Short task:
Your task is to give the data again, exactly, with every line intact.

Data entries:
▬▬▬▬▬▬▬▬▬▬

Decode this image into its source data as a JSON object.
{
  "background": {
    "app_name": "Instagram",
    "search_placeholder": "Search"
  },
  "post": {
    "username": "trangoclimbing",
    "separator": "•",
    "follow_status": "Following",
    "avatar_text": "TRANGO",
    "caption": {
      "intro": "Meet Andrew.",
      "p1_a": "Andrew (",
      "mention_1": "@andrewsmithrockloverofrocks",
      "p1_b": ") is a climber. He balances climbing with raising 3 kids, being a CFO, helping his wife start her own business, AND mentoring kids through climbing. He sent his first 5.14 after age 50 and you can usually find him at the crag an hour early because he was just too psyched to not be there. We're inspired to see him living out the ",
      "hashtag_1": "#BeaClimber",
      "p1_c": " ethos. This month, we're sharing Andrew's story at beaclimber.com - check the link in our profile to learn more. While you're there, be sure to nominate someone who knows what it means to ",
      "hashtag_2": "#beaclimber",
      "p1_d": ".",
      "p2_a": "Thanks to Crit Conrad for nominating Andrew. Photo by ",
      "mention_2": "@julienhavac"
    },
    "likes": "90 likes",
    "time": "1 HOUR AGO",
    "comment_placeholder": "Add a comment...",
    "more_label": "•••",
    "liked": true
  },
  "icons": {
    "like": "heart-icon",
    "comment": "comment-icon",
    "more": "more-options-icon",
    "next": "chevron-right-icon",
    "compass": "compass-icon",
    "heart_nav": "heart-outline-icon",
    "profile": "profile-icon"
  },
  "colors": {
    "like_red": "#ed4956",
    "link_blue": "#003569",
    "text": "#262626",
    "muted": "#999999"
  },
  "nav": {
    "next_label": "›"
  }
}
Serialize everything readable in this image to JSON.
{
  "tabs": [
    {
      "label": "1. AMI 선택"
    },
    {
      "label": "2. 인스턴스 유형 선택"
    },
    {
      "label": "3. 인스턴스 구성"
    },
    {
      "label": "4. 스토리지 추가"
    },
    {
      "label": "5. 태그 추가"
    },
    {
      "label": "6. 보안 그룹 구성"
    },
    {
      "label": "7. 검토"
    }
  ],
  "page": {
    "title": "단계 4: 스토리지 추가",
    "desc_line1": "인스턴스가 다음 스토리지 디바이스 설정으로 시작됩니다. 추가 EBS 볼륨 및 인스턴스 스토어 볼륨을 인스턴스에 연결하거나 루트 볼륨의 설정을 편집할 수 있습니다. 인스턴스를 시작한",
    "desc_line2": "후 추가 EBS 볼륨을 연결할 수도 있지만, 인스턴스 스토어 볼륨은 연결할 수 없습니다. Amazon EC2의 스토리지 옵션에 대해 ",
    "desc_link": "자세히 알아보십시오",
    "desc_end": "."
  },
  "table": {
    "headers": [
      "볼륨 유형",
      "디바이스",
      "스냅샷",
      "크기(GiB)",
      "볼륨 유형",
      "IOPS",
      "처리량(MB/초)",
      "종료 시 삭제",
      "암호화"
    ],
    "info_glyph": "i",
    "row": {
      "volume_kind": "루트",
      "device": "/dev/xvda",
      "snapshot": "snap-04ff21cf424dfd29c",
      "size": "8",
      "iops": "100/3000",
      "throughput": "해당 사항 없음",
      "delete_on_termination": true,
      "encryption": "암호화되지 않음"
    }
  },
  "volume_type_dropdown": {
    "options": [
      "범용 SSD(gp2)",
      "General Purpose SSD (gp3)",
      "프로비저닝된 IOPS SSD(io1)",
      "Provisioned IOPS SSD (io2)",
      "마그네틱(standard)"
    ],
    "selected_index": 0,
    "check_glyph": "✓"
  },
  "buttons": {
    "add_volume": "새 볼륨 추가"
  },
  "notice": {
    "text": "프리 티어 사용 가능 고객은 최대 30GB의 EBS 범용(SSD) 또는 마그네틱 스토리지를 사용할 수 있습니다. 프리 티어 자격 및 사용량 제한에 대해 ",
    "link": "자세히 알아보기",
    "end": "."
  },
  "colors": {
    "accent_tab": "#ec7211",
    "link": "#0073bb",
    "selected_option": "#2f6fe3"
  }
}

▬▬▬▬▬▬▬▬▬▬

Exercise output:
Decode this image into its source data as a JSON object.
{
  "background": {
    "app_name": "Instagram",
    "search_placeholder": "Search"
  },
  "post": {
    "username": "trangoclimbing",
    "separator": "•",
    "follow_status": "Following",
    "avatar_text": "TRANGO",
    "caption": {
      "intro": "Meet Andrew.",
      "p1_a": "Andrew (",
      "mention_1": "@andrewsmithrockloverofrocks",
      "p1_b": ") is a climber. He balances climbing with raising 3 kids, being a CFO, helping his wife start her own business, AND mentoring kids through climbing. He sent his first 5.14 after age 50 and you can usually find him at the crag an hour early because he was just too psyched to not be there. We're inspired to see him living out the ",
      "hashtag_1": "#BeaClimber",
      "p1_c": " ethos. This month, we're sharing Andrew's story at beaclimber.com - check the link in our profile to learn more. While you're there, be sure to nominate someone who knows what it means to ",
      "hashtag_2": "#beaclimber",
      "p1_d": ".",
      "p2_a": "Thanks to Crit Conrad for nominating Andrew. Photo by ",
      "mention_2": "@julienhavac"
    },
    "likes": "90 likes",
    "time": "1 HOUR AGO",
    "comment_placeholder": "Add a comment...",
    "more_label": "•••",
    "liked": true
  },
  "icons": {
    "like": "heart-icon",
    "comment": "comment-icon",
    "more": "more-options-icon",
    "next": "chevron-right-icon",
    "compass": "compass-icon",
    "heart_nav": "heart-outline-icon",
    "profile": "profile-icon"
  },
  "colors": {
    "like_red": "#ed4956",
    "link_blue": "#003569",
    "text": "#262626",
    "muted": "#999999"
  },
  "nav": {
    "next_label": "›"
  }
}
Serialize everything readable in this image to JSON.
{
  "tabs": [
    {
      "label": "1. AMI 선택"
    },
    {
      "label": "2. 인스턴스 유형 선택"
    },
    {
      "label": "3. 인스턴스 구성"
    },
    {
      "label": "4. 스토리지 추가"
    },
    {
      "label": "5. 태그 추가"
    },
    {
      "label": "6. 보안 그룹 구성"
    },
    {
      "label": "7. 검토"
    }
  ],
  "page": {
    "title": "단계 4: 스토리지 추가",
    "desc_line1": "인스턴스가 다음 스토리지 디바이스 설정으로 시작됩니다. 추가 EBS 볼륨 및 인스턴스 스토어 볼륨을 인스턴스에 연결하거나 루트 볼륨의 설정을 편집할 수 있습니다. 인스턴스를 시작한",
    "desc_line2": "후 추가 EBS 볼륨을 연결할 수도 있지만, 인스턴스 스토어 볼륨은 연결할 수 없습니다. Amazon EC2의 스토리지 옵션에 대해 ",
    "desc_link": "자세히 알아보십시오",
    "desc_end": "."
  },
  "table": {
    "headers": [
      "볼륨 유형",
      "디바이스",
      "스냅샷",
      "크기(GiB)",
      "볼륨 유형",
      "IOPS",
      "처리량(MB/초)",
      "종료 시 삭제",
      "암호화"
    ],
    "info_glyph": "i",
    "row": {
      "volume_kind": "루트",
      "device": "/dev/xvda",
      "snapshot": "snap-04ff21cf424dfd29c",
      "size": "8",
      "iops": "100/3000",
      "throughput": "해당 사항 없음",
      "delete_on_termination": true,
      "encryption": "암호화되지 않음"
    }
  },
  "volume_type_dropdown": {
    "options": [
      "범용 SSD(gp2)",
      "General Purpose SSD (gp3)",
      "프로비저닝된 IOPS SSD(io1)",
      "Provisioned IOPS SSD (io2)",
      "마그네틱(standard)"
    ],
    "selected_index": 0,
    "check_glyph": "✓"
  },
  "buttons": {
    "add_volume": "새 볼륨 추가"
  },
  "notice": {
    "text": "프리 티어 사용 가능 고객은 최대 30GB의 EBS 범용(SSD) 또는 마그네틱 스토리지를 사용할 수 있습니다. 프리 티어 자격 및 사용량 제한에 대해 ",
    "link": "자세히 알아보기",
    "end": "."
  },
  "colors": {
    "accent_tab": "#ec7211",
    "link": "#0073bb",
    "selected_option": "#2f6fe3"
  }
}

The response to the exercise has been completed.